# [Written problem]
Return the lines where the word "individual" occurs.
===
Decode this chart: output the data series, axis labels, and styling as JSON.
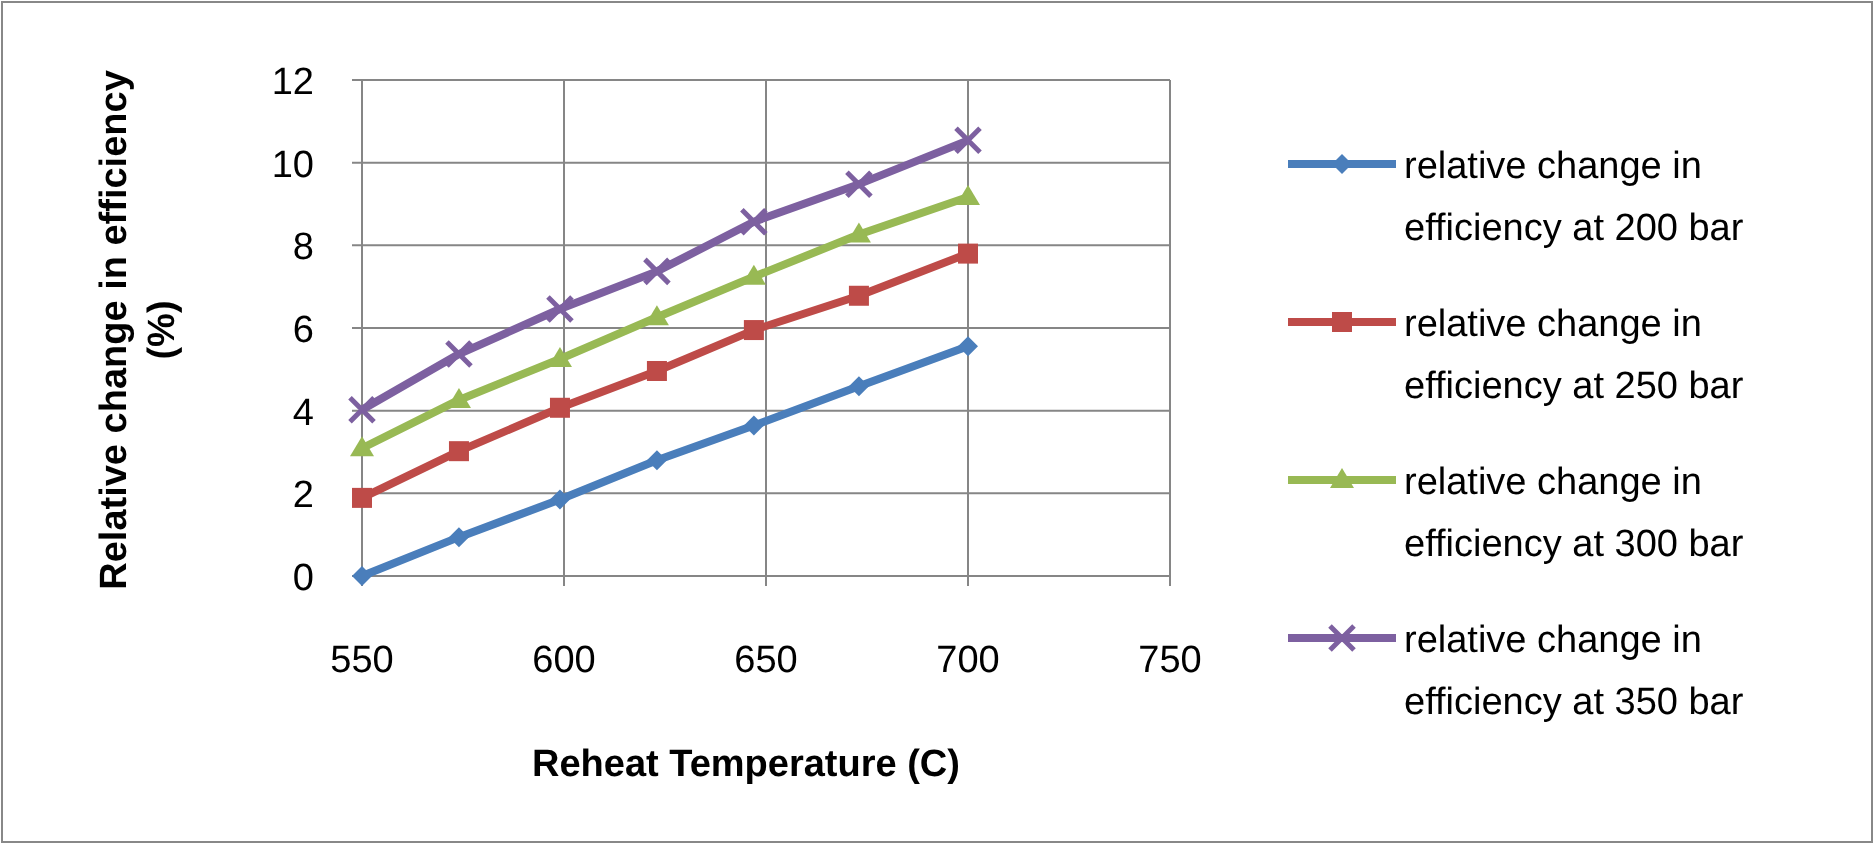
{
  "chart_data": {
    "type": "line",
    "xlabel": "Reheat Temperature (C)",
    "ylabel": "Relative change in efficiency (%)",
    "x": [
      550,
      574,
      599,
      623,
      647,
      673,
      700
    ],
    "series": [
      {
        "name": "relative change in efficiency at 200 bar",
        "color": "#4a7ebb",
        "marker": "diamond",
        "values": [
          0,
          0.94,
          1.85,
          2.8,
          3.64,
          4.59,
          5.56
        ]
      },
      {
        "name": "relative change in efficiency at 250 bar",
        "color": "#be4b48",
        "marker": "square",
        "values": [
          1.89,
          3.02,
          4.07,
          4.96,
          5.95,
          6.78,
          7.8
        ]
      },
      {
        "name": "relative change in efficiency at 300 bar",
        "color": "#98b954",
        "marker": "triangle",
        "values": [
          3.09,
          4.26,
          5.25,
          6.26,
          7.24,
          8.26,
          9.17
        ]
      },
      {
        "name": "relative change in efficiency at 350 bar",
        "color": "#7d60a0",
        "marker": "cross",
        "values": [
          4.02,
          5.37,
          6.46,
          7.37,
          8.57,
          9.48,
          10.54
        ]
      }
    ],
    "xlim": [
      550,
      750
    ],
    "xticks": [
      550,
      600,
      650,
      700,
      750
    ],
    "ylim": [
      0,
      12
    ],
    "yticks": [
      0,
      2,
      4,
      6,
      8,
      10,
      12
    ],
    "grid": true,
    "legend": "right",
    "line_style": "solid"
  }
}
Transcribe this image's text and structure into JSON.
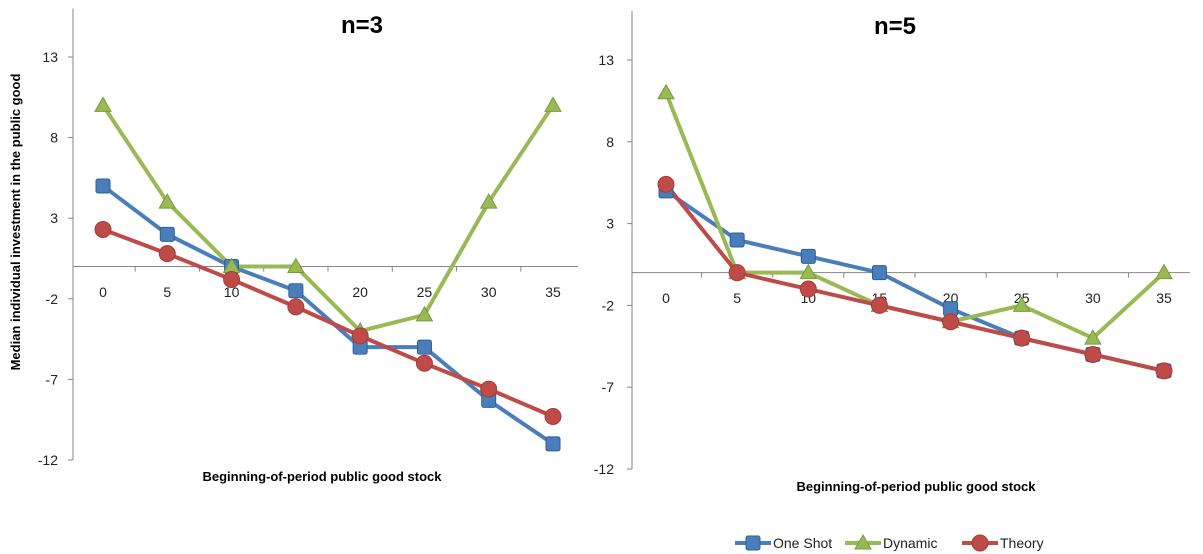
{
  "colors": {
    "one_shot": "#4a7ebb",
    "dynamic": "#98b954",
    "theory": "#be4b48",
    "axis": "#868686"
  },
  "ylabel": "Median individual investment in the public good",
  "legend": [
    "One Shot",
    "Dynamic",
    "Theory"
  ],
  "chart_data": [
    {
      "type": "line",
      "title": "n=3",
      "xlabel": "Beginning-of-period public good stock",
      "ylabel": "Median individual investment in the public good",
      "categories": [
        "0",
        "5",
        "10",
        "15",
        "20",
        "25",
        "30",
        "35"
      ],
      "yticks": [
        "13",
        "8",
        "3",
        "-2",
        "-7",
        "-12"
      ],
      "ylim": [
        -12,
        16
      ],
      "series": [
        {
          "name": "One Shot",
          "values": [
            5,
            2,
            0,
            -1.5,
            -5,
            -5,
            -8.3,
            -11
          ]
        },
        {
          "name": "Dynamic",
          "values": [
            10,
            4,
            0,
            0,
            -4,
            -3,
            4,
            10
          ]
        },
        {
          "name": "Theory",
          "values": [
            2.3,
            0.8,
            -0.8,
            -2.5,
            -4.3,
            -6,
            -7.6,
            -9.3
          ]
        }
      ]
    },
    {
      "type": "line",
      "title": "n=5",
      "xlabel": "Beginning-of-period public good stock",
      "ylabel": "",
      "categories": [
        "0",
        "5",
        "10",
        "15",
        "20",
        "25",
        "30",
        "35"
      ],
      "yticks": [
        "13",
        "8",
        "3",
        "-2",
        "-7",
        "-12"
      ],
      "ylim": [
        -12,
        16
      ],
      "series": [
        {
          "name": "One Shot",
          "values": [
            5,
            2,
            1,
            0,
            -2.2,
            -4,
            -5,
            -6
          ]
        },
        {
          "name": "Dynamic",
          "values": [
            11,
            0,
            0,
            -2,
            -3,
            -2,
            -4,
            0
          ]
        },
        {
          "name": "Theory",
          "values": [
            5.4,
            0,
            -1,
            -2,
            -3,
            -4,
            -5,
            -6
          ]
        }
      ]
    }
  ]
}
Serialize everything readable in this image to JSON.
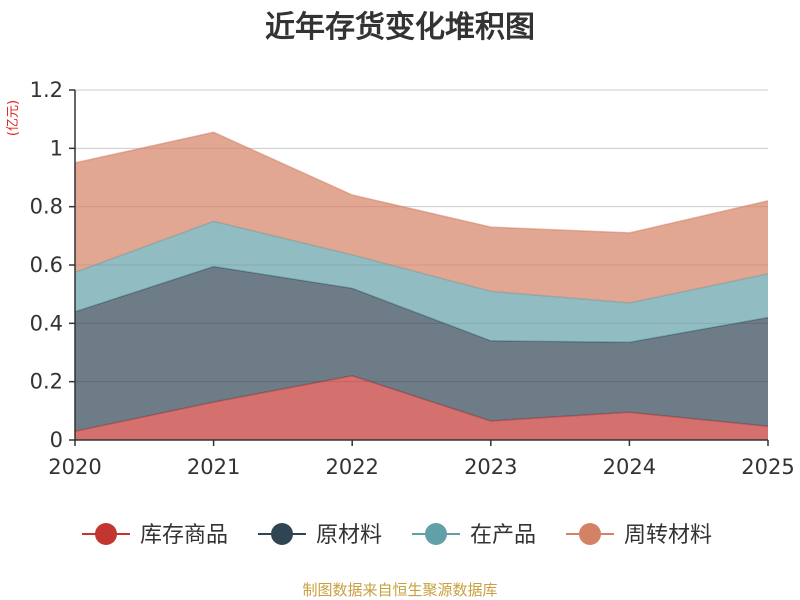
{
  "chart_data": {
    "type": "area",
    "stacked": true,
    "title": "近年存货变化堆积图",
    "unit_label": "(亿元)",
    "x": [
      "2020",
      "2021",
      "2022",
      "2023",
      "2024",
      "2025"
    ],
    "ylim": [
      0,
      1.2
    ],
    "yticks": [
      0,
      0.2,
      0.4,
      0.6,
      0.8,
      1,
      1.2
    ],
    "grid": true,
    "legend_position": "bottom",
    "series": [
      {
        "name": "库存商品",
        "color": "#c23531",
        "values": [
          0.03,
          0.13,
          0.22,
          0.065,
          0.095,
          0.047
        ]
      },
      {
        "name": "原材料",
        "color": "#2f4554",
        "values": [
          0.41,
          0.465,
          0.3,
          0.275,
          0.24,
          0.373
        ]
      },
      {
        "name": "在产品",
        "color": "#61a0a8",
        "values": [
          0.135,
          0.155,
          0.115,
          0.17,
          0.135,
          0.15
        ]
      },
      {
        "name": "周转材料",
        "color": "#d48265",
        "values": [
          0.375,
          0.305,
          0.205,
          0.22,
          0.24,
          0.25
        ]
      }
    ]
  },
  "source_text": "制图数据来自恒生聚源数据库"
}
===
# [The completed task]
  "ylabel": "Median individual investment in the public good",
      "ylabel": "Median individual investment in the public good",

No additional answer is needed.